Objective
Can you write out the entries from the beginning down to the line containing "header-text-line: Why did", changing "table-row" to "grid-row" and leaving everything else as it is?

Stored data
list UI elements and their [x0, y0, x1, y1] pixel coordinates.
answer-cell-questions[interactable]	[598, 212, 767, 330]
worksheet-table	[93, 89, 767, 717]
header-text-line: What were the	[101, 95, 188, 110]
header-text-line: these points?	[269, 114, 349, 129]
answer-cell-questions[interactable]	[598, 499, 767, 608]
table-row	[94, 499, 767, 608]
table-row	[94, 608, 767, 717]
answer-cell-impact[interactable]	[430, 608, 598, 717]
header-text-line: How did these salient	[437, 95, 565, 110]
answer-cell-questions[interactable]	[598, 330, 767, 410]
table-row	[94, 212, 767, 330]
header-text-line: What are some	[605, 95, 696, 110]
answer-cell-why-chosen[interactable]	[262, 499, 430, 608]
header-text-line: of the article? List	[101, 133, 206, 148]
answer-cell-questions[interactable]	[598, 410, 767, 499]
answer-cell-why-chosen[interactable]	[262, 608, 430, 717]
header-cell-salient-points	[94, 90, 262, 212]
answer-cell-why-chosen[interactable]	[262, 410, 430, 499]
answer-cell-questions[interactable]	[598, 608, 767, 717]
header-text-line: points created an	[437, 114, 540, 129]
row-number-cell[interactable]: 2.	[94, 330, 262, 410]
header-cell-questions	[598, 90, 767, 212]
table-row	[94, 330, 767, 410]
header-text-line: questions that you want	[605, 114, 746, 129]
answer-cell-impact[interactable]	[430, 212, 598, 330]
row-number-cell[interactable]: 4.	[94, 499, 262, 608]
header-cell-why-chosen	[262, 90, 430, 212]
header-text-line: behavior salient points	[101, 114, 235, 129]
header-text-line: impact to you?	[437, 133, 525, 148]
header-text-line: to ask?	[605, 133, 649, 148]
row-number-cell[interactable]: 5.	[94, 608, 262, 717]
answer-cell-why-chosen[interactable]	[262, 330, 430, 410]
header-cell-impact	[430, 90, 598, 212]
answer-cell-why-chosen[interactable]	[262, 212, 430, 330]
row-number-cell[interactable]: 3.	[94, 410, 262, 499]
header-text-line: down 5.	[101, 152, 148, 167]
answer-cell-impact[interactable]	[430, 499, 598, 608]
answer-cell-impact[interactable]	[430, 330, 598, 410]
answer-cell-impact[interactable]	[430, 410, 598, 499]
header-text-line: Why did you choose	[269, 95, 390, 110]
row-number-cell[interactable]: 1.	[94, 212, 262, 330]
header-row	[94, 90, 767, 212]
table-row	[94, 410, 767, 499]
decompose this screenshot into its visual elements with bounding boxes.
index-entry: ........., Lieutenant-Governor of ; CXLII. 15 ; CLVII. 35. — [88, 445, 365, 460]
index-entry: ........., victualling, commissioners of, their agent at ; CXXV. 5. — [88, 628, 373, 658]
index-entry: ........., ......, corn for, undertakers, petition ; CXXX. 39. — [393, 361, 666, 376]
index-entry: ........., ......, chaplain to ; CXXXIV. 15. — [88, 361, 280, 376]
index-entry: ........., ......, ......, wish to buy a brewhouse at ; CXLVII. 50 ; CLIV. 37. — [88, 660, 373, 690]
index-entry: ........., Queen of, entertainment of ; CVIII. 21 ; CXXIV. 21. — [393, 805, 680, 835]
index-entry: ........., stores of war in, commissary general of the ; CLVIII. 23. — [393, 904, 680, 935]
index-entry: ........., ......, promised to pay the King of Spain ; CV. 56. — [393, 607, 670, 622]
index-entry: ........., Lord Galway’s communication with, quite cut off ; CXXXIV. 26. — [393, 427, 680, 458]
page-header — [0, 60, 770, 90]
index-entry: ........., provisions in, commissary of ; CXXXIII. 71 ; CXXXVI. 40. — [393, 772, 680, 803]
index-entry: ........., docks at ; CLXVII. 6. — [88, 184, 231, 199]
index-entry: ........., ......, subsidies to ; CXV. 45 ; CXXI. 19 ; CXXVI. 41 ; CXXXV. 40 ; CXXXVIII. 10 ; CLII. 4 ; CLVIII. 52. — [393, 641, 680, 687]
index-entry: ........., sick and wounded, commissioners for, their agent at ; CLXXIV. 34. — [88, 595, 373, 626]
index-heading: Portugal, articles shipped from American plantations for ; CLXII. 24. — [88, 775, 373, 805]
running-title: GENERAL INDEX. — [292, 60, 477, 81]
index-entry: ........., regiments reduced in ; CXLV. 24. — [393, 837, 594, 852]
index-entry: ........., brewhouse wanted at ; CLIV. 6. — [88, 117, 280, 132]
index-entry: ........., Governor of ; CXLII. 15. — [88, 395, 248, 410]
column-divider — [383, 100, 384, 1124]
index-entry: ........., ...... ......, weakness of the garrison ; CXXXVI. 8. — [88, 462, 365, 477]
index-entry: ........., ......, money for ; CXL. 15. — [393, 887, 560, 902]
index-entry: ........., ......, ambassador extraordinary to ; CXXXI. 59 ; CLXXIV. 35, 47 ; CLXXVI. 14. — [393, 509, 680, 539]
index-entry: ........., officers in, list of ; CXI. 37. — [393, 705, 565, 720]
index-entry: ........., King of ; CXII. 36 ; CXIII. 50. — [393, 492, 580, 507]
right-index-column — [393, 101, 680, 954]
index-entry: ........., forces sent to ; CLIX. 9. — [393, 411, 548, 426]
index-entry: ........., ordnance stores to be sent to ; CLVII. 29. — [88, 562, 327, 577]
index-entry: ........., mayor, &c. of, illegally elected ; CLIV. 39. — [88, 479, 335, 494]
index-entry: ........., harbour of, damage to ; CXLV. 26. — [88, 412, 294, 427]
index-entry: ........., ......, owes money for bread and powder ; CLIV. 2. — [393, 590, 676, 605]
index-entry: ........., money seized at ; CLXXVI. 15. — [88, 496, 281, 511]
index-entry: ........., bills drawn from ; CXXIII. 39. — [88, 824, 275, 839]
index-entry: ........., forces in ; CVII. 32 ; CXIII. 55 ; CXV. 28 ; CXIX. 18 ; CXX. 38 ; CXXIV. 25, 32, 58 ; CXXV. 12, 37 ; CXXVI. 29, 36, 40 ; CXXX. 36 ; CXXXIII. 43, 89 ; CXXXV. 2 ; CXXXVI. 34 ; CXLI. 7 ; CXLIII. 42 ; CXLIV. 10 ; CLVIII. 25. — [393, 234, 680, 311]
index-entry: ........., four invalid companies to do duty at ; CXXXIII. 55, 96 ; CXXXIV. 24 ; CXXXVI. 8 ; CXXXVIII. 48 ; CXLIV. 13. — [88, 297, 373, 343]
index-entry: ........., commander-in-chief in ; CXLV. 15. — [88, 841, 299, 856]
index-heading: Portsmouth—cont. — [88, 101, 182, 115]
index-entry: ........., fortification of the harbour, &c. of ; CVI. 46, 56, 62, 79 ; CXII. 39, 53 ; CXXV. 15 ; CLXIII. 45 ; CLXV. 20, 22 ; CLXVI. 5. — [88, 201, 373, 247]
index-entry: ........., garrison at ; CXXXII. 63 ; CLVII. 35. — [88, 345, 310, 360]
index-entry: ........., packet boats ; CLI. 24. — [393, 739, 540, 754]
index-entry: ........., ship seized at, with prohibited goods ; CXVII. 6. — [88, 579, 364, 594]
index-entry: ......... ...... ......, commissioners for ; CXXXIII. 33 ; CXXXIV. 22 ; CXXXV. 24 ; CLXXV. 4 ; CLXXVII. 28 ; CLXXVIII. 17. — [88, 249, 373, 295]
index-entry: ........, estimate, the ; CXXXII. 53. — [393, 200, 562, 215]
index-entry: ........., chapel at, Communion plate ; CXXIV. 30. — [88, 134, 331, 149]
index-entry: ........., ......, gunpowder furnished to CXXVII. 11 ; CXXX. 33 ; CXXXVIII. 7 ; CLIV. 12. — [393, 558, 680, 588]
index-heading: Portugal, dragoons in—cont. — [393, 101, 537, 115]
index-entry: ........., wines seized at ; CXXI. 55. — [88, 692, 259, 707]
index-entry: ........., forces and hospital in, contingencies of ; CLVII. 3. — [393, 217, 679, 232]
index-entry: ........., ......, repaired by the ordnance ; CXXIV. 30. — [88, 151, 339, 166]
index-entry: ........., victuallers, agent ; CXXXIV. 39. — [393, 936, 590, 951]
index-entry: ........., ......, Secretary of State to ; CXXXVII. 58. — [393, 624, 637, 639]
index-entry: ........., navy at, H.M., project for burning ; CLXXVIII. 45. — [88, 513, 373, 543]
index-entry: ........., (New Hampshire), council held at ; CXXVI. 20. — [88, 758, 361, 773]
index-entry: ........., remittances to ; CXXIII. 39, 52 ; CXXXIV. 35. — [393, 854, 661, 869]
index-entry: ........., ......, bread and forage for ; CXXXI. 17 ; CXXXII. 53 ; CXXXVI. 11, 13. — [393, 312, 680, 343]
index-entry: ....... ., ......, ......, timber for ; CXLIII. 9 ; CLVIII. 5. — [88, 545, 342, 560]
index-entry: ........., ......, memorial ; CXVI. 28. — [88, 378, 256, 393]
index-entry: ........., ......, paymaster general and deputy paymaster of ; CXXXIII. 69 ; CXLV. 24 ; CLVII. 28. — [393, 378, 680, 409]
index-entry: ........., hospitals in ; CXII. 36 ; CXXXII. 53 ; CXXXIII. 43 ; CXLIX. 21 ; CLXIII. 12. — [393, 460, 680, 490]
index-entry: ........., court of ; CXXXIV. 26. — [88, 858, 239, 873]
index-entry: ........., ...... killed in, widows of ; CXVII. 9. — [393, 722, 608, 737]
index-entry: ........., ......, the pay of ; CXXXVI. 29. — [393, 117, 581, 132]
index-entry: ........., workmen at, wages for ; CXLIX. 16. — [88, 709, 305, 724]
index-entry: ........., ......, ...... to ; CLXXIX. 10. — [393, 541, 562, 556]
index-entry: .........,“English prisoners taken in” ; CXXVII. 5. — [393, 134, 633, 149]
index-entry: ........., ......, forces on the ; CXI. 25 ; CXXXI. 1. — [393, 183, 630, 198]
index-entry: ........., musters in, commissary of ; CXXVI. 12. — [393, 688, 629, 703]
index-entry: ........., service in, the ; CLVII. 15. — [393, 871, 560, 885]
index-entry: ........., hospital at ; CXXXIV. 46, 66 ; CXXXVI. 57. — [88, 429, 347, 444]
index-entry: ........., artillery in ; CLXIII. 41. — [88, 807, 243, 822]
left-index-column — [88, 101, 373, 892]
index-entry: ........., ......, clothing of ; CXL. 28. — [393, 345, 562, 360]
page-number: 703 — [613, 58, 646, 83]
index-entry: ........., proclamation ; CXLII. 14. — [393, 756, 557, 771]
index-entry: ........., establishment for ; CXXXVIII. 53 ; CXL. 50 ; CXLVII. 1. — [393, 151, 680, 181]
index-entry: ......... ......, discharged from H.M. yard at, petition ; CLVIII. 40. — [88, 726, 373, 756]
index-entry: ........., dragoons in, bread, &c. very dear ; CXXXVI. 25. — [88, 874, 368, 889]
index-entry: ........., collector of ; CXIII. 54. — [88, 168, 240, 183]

Exercise answer
list UI elements and their [x0, y0, x1, y1] pixel coordinates.
answer-cell-questions[interactable]	[598, 212, 767, 330]
worksheet-table	[93, 89, 767, 717]
header-text-line: What were the	[101, 95, 188, 110]
header-text-line: these points?	[269, 114, 349, 129]
answer-cell-questions[interactable]	[598, 499, 767, 608]
grid-row	[94, 499, 767, 608]
grid-row	[94, 608, 767, 717]
answer-cell-impact[interactable]	[430, 608, 598, 717]
header-text-line: How did these salient	[437, 95, 565, 110]
answer-cell-questions[interactable]	[598, 330, 767, 410]
grid-row	[94, 212, 767, 330]
header-text-line: What are some	[605, 95, 696, 110]
answer-cell-why-chosen[interactable]	[262, 499, 430, 608]
header-text-line: of the article? List	[101, 133, 206, 148]
answer-cell-questions[interactable]	[598, 410, 767, 499]
answer-cell-why-chosen[interactable]	[262, 608, 430, 717]
header-cell-salient-points	[94, 90, 262, 212]
answer-cell-why-chosen[interactable]	[262, 410, 430, 499]
answer-cell-questions[interactable]	[598, 608, 767, 717]
header-text-line: points created an	[437, 114, 540, 129]
row-number-cell[interactable]: 2.	[94, 330, 262, 410]
header-cell-questions	[598, 90, 767, 212]
grid-row	[94, 330, 767, 410]
header-text-line: questions that you want	[605, 114, 746, 129]
answer-cell-impact[interactable]	[430, 212, 598, 330]
row-number-cell[interactable]: 4.	[94, 499, 262, 608]
header-cell-why-chosen	[262, 90, 430, 212]
header-text-line: behavior salient points	[101, 114, 235, 129]
header-text-line: impact to you?	[437, 133, 525, 148]
header-text-line: to ask?	[605, 133, 649, 148]
row-number-cell[interactable]: 5.	[94, 608, 262, 717]
answer-cell-why-chosen[interactable]	[262, 330, 430, 410]
header-cell-impact	[430, 90, 598, 212]
answer-cell-why-chosen[interactable]	[262, 212, 430, 330]
row-number-cell[interactable]: 3.	[94, 410, 262, 499]
header-text-line: down 5.	[101, 152, 148, 167]
answer-cell-impact[interactable]	[430, 499, 598, 608]
answer-cell-impact[interactable]	[430, 330, 598, 410]
answer-cell-impact[interactable]	[430, 410, 598, 499]
header-text-line: Why did you choose	[269, 95, 390, 110]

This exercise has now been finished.